==== Input rows

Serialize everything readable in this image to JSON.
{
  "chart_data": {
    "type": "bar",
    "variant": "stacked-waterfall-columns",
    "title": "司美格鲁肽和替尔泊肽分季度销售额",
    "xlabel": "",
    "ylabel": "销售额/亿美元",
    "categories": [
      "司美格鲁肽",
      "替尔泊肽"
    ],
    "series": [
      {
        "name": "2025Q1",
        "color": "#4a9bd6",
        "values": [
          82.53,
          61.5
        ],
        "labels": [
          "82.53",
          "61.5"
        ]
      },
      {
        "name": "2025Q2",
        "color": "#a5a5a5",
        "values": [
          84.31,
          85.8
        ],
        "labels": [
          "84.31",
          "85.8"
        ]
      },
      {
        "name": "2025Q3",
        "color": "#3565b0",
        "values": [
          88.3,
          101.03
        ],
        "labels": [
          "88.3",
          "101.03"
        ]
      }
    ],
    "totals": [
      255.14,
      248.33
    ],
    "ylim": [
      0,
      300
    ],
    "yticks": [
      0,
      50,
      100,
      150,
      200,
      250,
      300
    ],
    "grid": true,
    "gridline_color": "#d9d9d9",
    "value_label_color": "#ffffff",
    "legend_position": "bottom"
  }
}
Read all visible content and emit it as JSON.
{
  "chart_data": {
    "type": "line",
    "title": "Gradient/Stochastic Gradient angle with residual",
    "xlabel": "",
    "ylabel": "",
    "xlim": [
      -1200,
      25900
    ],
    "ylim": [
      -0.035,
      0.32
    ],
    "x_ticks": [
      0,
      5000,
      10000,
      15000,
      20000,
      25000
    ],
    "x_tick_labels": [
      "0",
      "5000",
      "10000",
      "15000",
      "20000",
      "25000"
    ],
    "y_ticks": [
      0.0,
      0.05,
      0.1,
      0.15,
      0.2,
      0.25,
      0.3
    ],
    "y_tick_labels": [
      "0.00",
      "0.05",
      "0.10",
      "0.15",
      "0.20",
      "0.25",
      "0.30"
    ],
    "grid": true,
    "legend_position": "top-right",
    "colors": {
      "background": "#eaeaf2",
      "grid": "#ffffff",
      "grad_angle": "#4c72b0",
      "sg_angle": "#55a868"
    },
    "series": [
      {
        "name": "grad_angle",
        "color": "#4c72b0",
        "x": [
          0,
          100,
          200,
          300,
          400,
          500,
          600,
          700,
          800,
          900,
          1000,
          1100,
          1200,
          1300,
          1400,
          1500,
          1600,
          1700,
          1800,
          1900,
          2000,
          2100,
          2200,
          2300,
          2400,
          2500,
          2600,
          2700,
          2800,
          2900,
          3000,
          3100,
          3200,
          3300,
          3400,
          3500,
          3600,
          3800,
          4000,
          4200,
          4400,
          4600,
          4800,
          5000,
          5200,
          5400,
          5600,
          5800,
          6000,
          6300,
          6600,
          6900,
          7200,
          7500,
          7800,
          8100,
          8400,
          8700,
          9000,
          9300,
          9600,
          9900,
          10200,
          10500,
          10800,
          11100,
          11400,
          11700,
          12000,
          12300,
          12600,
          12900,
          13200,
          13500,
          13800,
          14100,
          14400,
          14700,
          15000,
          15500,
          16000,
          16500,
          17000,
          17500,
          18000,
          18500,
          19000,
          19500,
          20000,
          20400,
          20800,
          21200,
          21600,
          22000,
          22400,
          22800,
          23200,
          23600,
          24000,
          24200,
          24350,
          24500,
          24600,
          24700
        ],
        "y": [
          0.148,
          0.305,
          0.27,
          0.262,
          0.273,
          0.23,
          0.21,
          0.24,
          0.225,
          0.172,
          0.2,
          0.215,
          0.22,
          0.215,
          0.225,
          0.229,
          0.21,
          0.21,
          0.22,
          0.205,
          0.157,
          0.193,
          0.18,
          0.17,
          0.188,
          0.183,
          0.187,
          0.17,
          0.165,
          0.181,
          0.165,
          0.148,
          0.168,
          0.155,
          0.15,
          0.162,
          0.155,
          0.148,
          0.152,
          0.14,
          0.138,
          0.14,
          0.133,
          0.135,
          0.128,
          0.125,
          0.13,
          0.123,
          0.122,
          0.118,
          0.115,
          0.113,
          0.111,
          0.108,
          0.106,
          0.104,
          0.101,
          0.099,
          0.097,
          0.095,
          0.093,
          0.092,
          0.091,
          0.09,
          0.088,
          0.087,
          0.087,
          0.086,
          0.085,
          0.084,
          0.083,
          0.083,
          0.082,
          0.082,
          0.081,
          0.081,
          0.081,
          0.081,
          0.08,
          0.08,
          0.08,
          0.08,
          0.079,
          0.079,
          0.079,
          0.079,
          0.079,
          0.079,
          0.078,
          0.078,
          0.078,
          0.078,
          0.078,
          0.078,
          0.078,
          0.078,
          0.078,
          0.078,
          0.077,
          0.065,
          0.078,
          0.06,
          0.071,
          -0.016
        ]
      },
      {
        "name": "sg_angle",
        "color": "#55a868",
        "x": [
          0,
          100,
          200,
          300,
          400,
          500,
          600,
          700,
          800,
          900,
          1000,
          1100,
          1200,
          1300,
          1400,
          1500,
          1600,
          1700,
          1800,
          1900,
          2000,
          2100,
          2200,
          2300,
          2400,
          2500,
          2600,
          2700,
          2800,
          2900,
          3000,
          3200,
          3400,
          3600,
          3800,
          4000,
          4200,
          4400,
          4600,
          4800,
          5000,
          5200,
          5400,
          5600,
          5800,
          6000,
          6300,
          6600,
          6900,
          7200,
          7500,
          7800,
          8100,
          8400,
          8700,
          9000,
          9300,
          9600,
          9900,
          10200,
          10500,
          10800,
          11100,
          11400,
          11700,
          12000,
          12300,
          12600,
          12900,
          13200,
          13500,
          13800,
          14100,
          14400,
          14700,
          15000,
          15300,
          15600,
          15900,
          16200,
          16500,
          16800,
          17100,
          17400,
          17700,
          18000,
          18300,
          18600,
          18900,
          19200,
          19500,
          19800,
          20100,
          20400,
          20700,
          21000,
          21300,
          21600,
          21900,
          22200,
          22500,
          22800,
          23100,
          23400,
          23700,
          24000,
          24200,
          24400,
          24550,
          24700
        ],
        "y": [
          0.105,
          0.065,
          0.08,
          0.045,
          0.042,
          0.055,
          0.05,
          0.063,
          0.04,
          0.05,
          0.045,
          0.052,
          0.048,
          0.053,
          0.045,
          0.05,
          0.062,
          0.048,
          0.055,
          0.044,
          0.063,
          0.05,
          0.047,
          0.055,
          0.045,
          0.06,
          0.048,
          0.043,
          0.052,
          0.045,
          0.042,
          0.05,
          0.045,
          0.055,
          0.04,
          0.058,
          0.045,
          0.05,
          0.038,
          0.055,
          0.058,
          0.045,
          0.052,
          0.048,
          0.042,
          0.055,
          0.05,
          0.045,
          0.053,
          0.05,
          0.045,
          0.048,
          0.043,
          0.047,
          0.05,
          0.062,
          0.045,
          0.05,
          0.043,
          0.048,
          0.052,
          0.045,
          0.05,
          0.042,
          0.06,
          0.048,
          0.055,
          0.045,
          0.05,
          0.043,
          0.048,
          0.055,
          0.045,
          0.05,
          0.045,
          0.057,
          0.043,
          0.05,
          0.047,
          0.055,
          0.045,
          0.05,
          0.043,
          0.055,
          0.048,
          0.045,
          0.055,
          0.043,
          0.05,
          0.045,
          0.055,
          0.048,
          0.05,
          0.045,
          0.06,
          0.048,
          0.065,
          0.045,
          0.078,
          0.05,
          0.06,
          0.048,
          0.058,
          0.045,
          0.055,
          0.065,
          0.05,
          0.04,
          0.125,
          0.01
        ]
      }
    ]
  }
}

========

▸ **What is being asked**
Your task is to repeat the data exactly, with nothing left out.

▸ **Solution for this task**
Serialize everything readable in this image to JSON.
{
  "chart_data": {
    "type": "bar",
    "variant": "stacked-waterfall-columns",
    "title": "司美格鲁肽和替尔泊肽分季度销售额",
    "xlabel": "",
    "ylabel": "销售额/亿美元",
    "categories": [
      "司美格鲁肽",
      "替尔泊肽"
    ],
    "series": [
      {
        "name": "2025Q1",
        "color": "#4a9bd6",
        "values": [
          82.53,
          61.5
        ],
        "labels": [
          "82.53",
          "61.5"
        ]
      },
      {
        "name": "2025Q2",
        "color": "#a5a5a5",
        "values": [
          84.31,
          85.8
        ],
        "labels": [
          "84.31",
          "85.8"
        ]
      },
      {
        "name": "2025Q3",
        "color": "#3565b0",
        "values": [
          88.3,
          101.03
        ],
        "labels": [
          "88.3",
          "101.03"
        ]
      }
    ],
    "totals": [
      255.14,
      248.33
    ],
    "ylim": [
      0,
      300
    ],
    "yticks": [
      0,
      50,
      100,
      150,
      200,
      250,
      300
    ],
    "grid": true,
    "gridline_color": "#d9d9d9",
    "value_label_color": "#ffffff",
    "legend_position": "bottom"
  }
}
Read all visible content and emit it as JSON.
{
  "chart_data": {
    "type": "line",
    "title": "Gradient/Stochastic Gradient angle with residual",
    "xlabel": "",
    "ylabel": "",
    "xlim": [
      -1200,
      25900
    ],
    "ylim": [
      -0.035,
      0.32
    ],
    "x_ticks": [
      0,
      5000,
      10000,
      15000,
      20000,
      25000
    ],
    "x_tick_labels": [
      "0",
      "5000",
      "10000",
      "15000",
      "20000",
      "25000"
    ],
    "y_ticks": [
      0.0,
      0.05,
      0.1,
      0.15,
      0.2,
      0.25,
      0.3
    ],
    "y_tick_labels": [
      "0.00",
      "0.05",
      "0.10",
      "0.15",
      "0.20",
      "0.25",
      "0.30"
    ],
    "grid": true,
    "legend_position": "top-right",
    "colors": {
      "background": "#eaeaf2",
      "grid": "#ffffff",
      "grad_angle": "#4c72b0",
      "sg_angle": "#55a868"
    },
    "series": [
      {
        "name": "grad_angle",
        "color": "#4c72b0",
        "x": [
          0,
          100,
          200,
          300,
          400,
          500,
          600,
          700,
          800,
          900,
          1000,
          1100,
          1200,
          1300,
          1400,
          1500,
          1600,
          1700,
          1800,
          1900,
          2000,
          2100,
          2200,
          2300,
          2400,
          2500,
          2600,
          2700,
          2800,
          2900,
          3000,
          3100,
          3200,
          3300,
          3400,
          3500,
          3600,
          3800,
          4000,
          4200,
          4400,
          4600,
          4800,
          5000,
          5200,
          5400,
          5600,
          5800,
          6000,
          6300,
          6600,
          6900,
          7200,
          7500,
          7800,
          8100,
          8400,
          8700,
          9000,
          9300,
          9600,
          9900,
          10200,
          10500,
          10800,
          11100,
          11400,
          11700,
          12000,
          12300,
          12600,
          12900,
          13200,
          13500,
          13800,
          14100,
          14400,
          14700,
          15000,
          15500,
          16000,
          16500,
          17000,
          17500,
          18000,
          18500,
          19000,
          19500,
          20000,
          20400,
          20800,
          21200,
          21600,
          22000,
          22400,
          22800,
          23200,
          23600,
          24000,
          24200,
          24350,
          24500,
          24600,
          24700
        ],
        "y": [
          0.148,
          0.305,
          0.27,
          0.262,
          0.273,
          0.23,
          0.21,
          0.24,
          0.225,
          0.172,
          0.2,
          0.215,
          0.22,
          0.215,
          0.225,
          0.229,
          0.21,
          0.21,
          0.22,
          0.205,
          0.157,
          0.193,
          0.18,
          0.17,
          0.188,
          0.183,
          0.187,
          0.17,
          0.165,
          0.181,
          0.165,
          0.148,
          0.168,
          0.155,
          0.15,
          0.162,
          0.155,
          0.148,
          0.152,
          0.14,
          0.138,
          0.14,
          0.133,
          0.135,
          0.128,
          0.125,
          0.13,
          0.123,
          0.122,
          0.118,
          0.115,
          0.113,
          0.111,
          0.108,
          0.106,
          0.104,
          0.101,
          0.099,
          0.097,
          0.095,
          0.093,
          0.092,
          0.091,
          0.09,
          0.088,
          0.087,
          0.087,
          0.086,
          0.085,
          0.084,
          0.083,
          0.083,
          0.082,
          0.082,
          0.081,
          0.081,
          0.081,
          0.081,
          0.08,
          0.08,
          0.08,
          0.08,
          0.079,
          0.079,
          0.079,
          0.079,
          0.079,
          0.079,
          0.078,
          0.078,
          0.078,
          0.078,
          0.078,
          0.078,
          0.078,
          0.078,
          0.078,
          0.078,
          0.077,
          0.065,
          0.078,
          0.06,
          0.071,
          -0.016
        ]
      },
      {
        "name": "sg_angle",
        "color": "#55a868",
        "x": [
          0,
          100,
          200,
          300,
          400,
          500,
          600,
          700,
          800,
          900,
          1000,
          1100,
          1200,
          1300,
          1400,
          1500,
          1600,
          1700,
          1800,
          1900,
          2000,
          2100,
          2200,
          2300,
          2400,
          2500,
          2600,
          2700,
          2800,
          2900,
          3000,
          3200,
          3400,
          3600,
          3800,
          4000,
          4200,
          4400,
          4600,
          4800,
          5000,
          5200,
          5400,
          5600,
          5800,
          6000,
          6300,
          6600,
          6900,
          7200,
          7500,
          7800,
          8100,
          8400,
          8700,
          9000,
          9300,
          9600,
          9900,
          10200,
          10500,
          10800,
          11100,
          11400,
          11700,
          12000,
          12300,
          12600,
          12900,
          13200,
          13500,
          13800,
          14100,
          14400,
          14700,
          15000,
          15300,
          15600,
          15900,
          16200,
          16500,
          16800,
          17100,
          17400,
          17700,
          18000,
          18300,
          18600,
          18900,
          19200,
          19500,
          19800,
          20100,
          20400,
          20700,
          21000,
          21300,
          21600,
          21900,
          22200,
          22500,
          22800,
          23100,
          23400,
          23700,
          24000,
          24200,
          24400,
          24550,
          24700
        ],
        "y": [
          0.105,
          0.065,
          0.08,
          0.045,
          0.042,
          0.055,
          0.05,
          0.063,
          0.04,
          0.05,
          0.045,
          0.052,
          0.048,
          0.053,
          0.045,
          0.05,
          0.062,
          0.048,
          0.055,
          0.044,
          0.063,
          0.05,
          0.047,
          0.055,
          0.045,
          0.06,
          0.048,
          0.043,
          0.052,
          0.045,
          0.042,
          0.05,
          0.045,
          0.055,
          0.04,
          0.058,
          0.045,
          0.05,
          0.038,
          0.055,
          0.058,
          0.045,
          0.052,
          0.048,
          0.042,
          0.055,
          0.05,
          0.045,
          0.053,
          0.05,
          0.045,
          0.048,
          0.043,
          0.047,
          0.05,
          0.062,
          0.045,
          0.05,
          0.043,
          0.048,
          0.052,
          0.045,
          0.05,
          0.042,
          0.06,
          0.048,
          0.055,
          0.045,
          0.05,
          0.043,
          0.048,
          0.055,
          0.045,
          0.05,
          0.045,
          0.057,
          0.043,
          0.05,
          0.047,
          0.055,
          0.045,
          0.05,
          0.043,
          0.055,
          0.048,
          0.045,
          0.055,
          0.043,
          0.05,
          0.045,
          0.055,
          0.048,
          0.05,
          0.045,
          0.06,
          0.048,
          0.065,
          0.045,
          0.078,
          0.05,
          0.06,
          0.048,
          0.058,
          0.045,
          0.055,
          0.065,
          0.05,
          0.04,
          0.125,
          0.01
        ]
      }
    ]
  }
}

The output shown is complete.